### THE PROBLEM
Among the lines below, count those with "Suicides". Give the total alone.

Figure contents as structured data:
┏━━

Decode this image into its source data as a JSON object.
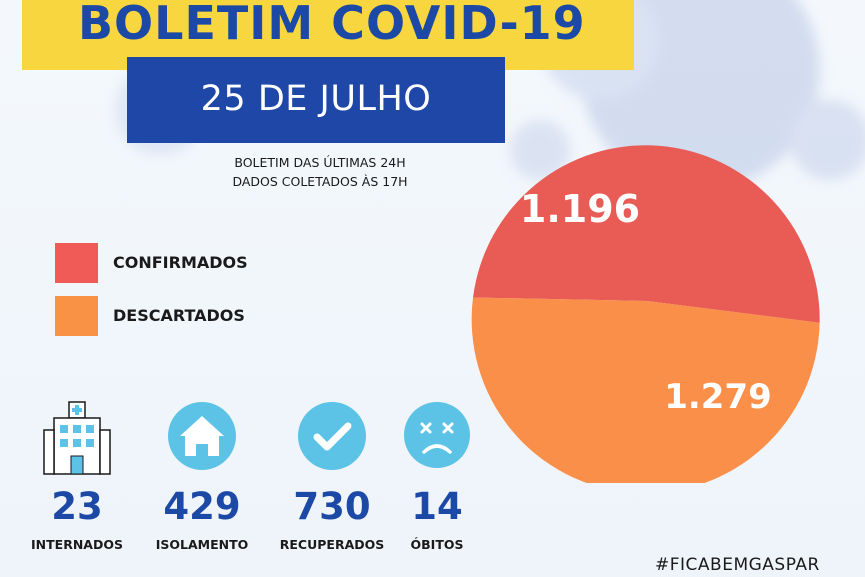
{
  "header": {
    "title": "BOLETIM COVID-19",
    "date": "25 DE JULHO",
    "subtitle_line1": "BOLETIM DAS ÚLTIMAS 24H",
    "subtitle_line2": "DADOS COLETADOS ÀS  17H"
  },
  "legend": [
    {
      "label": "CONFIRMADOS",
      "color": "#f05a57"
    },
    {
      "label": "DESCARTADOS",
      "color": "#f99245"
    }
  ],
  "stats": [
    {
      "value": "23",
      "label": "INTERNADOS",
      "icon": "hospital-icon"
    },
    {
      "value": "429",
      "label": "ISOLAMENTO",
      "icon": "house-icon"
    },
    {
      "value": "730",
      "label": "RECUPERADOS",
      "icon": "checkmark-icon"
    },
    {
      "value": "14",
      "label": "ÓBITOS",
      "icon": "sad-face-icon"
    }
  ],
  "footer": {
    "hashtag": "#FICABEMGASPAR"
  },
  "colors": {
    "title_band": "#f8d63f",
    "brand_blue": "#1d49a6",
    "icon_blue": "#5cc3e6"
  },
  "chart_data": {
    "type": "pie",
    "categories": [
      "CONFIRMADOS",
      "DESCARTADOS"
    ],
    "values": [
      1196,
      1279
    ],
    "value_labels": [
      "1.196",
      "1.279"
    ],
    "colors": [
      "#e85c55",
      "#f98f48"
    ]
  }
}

┗━━
┏━━

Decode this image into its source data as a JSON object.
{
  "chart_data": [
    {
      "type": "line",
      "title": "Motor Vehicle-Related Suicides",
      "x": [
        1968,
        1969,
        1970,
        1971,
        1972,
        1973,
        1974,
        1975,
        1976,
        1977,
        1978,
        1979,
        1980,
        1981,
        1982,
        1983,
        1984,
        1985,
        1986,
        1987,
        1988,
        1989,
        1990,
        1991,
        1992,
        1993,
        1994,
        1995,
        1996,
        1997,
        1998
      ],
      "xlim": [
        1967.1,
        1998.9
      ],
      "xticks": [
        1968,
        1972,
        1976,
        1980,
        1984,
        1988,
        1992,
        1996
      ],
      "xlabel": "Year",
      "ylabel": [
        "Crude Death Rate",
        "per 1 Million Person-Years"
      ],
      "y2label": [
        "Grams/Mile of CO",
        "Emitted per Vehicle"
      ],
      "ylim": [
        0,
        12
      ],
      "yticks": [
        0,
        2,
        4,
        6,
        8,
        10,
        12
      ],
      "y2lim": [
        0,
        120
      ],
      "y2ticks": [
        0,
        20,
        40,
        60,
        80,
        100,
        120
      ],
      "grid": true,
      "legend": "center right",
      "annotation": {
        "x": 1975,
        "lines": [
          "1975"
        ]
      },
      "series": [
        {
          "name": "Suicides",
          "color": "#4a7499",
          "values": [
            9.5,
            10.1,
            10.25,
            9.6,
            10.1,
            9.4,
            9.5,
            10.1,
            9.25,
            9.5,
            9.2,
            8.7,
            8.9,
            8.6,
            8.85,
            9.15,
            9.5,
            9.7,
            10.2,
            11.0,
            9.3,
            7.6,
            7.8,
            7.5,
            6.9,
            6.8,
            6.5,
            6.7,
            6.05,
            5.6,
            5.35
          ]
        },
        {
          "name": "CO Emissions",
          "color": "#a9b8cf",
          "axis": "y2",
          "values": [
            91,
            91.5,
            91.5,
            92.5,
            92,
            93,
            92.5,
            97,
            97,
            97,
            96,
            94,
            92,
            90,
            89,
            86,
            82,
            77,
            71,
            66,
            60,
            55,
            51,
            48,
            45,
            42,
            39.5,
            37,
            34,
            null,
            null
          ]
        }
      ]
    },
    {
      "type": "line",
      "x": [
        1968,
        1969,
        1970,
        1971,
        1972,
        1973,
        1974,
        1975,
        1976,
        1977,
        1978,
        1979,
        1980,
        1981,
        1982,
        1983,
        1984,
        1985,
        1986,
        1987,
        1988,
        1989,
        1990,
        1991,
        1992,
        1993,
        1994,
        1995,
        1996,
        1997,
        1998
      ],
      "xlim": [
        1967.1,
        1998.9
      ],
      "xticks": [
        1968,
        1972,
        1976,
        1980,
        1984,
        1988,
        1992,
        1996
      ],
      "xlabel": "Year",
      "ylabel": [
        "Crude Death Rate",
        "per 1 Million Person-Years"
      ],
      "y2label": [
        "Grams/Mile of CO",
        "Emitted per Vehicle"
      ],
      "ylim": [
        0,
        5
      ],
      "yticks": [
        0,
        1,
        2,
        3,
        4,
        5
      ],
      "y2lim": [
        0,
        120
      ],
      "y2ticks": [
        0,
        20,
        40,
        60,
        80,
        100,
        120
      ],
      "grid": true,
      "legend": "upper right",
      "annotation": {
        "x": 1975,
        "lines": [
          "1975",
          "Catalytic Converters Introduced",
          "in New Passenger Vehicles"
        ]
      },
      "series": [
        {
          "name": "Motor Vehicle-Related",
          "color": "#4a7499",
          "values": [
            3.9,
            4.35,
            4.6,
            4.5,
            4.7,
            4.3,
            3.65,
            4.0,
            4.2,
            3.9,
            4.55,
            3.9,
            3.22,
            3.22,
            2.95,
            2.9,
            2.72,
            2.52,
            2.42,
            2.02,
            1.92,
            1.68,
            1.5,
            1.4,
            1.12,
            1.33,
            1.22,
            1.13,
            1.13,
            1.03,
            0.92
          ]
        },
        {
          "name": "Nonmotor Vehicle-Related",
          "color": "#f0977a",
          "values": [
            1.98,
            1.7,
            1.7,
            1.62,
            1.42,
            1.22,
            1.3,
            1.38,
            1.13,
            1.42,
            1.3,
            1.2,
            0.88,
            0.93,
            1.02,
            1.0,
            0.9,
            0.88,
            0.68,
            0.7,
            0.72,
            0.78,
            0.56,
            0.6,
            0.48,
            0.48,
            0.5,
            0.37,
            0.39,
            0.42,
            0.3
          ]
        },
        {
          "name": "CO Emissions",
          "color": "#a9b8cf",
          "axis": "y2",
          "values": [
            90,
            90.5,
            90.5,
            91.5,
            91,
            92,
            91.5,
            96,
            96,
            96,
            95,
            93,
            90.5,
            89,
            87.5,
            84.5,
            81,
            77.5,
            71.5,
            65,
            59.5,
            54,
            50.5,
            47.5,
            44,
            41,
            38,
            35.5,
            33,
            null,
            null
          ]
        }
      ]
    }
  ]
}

┗━━
┏━━

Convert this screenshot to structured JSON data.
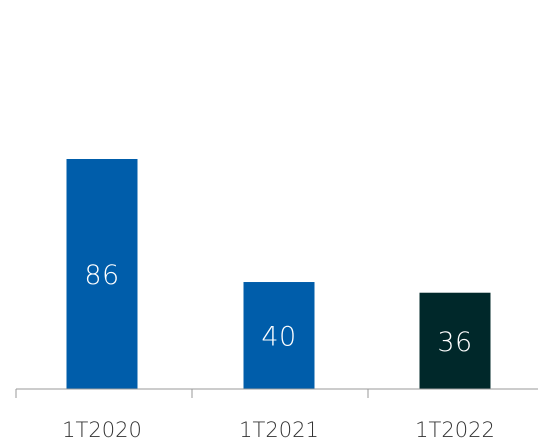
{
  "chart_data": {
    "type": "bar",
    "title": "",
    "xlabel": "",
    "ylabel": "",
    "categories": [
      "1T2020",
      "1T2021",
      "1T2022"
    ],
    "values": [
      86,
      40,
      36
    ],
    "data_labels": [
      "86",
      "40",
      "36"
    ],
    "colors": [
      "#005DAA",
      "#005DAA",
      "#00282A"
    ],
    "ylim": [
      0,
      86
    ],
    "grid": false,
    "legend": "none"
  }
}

┗━━

### SOLUTION TO THIS PROBLEM
2